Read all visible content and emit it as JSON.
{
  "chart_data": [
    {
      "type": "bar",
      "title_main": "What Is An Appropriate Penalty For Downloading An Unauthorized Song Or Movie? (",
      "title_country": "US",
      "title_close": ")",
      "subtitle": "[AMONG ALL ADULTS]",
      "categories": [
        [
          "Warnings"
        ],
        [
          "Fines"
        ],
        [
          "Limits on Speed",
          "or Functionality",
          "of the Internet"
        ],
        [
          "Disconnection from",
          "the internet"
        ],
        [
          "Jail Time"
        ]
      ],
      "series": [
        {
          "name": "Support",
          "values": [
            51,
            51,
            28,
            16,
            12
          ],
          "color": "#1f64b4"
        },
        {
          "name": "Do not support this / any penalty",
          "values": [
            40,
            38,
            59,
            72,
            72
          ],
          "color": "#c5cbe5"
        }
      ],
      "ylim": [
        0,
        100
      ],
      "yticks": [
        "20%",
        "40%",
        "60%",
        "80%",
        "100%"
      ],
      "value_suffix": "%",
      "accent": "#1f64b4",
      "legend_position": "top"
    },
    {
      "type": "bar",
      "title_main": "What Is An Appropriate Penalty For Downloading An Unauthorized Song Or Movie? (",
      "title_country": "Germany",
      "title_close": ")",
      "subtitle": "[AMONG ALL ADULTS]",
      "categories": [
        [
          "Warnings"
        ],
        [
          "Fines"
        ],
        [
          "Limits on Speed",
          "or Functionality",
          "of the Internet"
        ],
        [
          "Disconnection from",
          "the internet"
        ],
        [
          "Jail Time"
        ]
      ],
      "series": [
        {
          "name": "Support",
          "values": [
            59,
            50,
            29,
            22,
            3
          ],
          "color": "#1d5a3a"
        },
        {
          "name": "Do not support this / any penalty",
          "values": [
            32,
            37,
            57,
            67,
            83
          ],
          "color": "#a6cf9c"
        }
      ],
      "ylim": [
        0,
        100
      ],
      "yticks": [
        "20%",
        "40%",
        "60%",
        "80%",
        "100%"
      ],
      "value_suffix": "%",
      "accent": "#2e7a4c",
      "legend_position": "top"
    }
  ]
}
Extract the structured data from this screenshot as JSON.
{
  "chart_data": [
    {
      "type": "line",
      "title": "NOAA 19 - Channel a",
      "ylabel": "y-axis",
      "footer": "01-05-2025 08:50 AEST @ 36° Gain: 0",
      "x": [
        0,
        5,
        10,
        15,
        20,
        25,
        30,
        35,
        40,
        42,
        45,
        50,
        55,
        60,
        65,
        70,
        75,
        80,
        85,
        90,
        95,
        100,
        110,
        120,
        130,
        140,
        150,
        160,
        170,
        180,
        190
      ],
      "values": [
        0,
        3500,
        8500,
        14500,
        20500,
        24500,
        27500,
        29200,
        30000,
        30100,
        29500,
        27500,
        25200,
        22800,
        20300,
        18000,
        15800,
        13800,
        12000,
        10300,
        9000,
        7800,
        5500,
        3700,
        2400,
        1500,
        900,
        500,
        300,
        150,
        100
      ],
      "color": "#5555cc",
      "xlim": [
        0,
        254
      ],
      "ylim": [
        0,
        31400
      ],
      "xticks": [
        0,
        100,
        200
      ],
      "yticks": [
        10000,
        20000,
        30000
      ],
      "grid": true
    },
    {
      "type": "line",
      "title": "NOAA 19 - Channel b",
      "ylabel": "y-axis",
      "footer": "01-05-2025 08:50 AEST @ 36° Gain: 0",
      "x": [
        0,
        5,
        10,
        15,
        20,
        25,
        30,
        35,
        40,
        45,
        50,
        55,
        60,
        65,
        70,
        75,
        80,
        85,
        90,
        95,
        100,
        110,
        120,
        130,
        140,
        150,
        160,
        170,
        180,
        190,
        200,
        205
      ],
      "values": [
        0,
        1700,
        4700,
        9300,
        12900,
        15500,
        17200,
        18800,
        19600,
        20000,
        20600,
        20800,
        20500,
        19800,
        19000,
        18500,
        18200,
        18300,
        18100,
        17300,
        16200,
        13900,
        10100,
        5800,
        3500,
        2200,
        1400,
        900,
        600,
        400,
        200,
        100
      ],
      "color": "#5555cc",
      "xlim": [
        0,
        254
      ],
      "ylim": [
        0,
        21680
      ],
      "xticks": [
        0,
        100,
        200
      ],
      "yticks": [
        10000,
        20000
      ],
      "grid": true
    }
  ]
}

- - - - - - -

* GIVEN TASK *
Find the string "Channel" in the listing and return every line that holds it.

* RESULT OF THE EXERCISE *
      "title": "NOAA 19 - Channel a",
      "title": "NOAA 19 - Channel b",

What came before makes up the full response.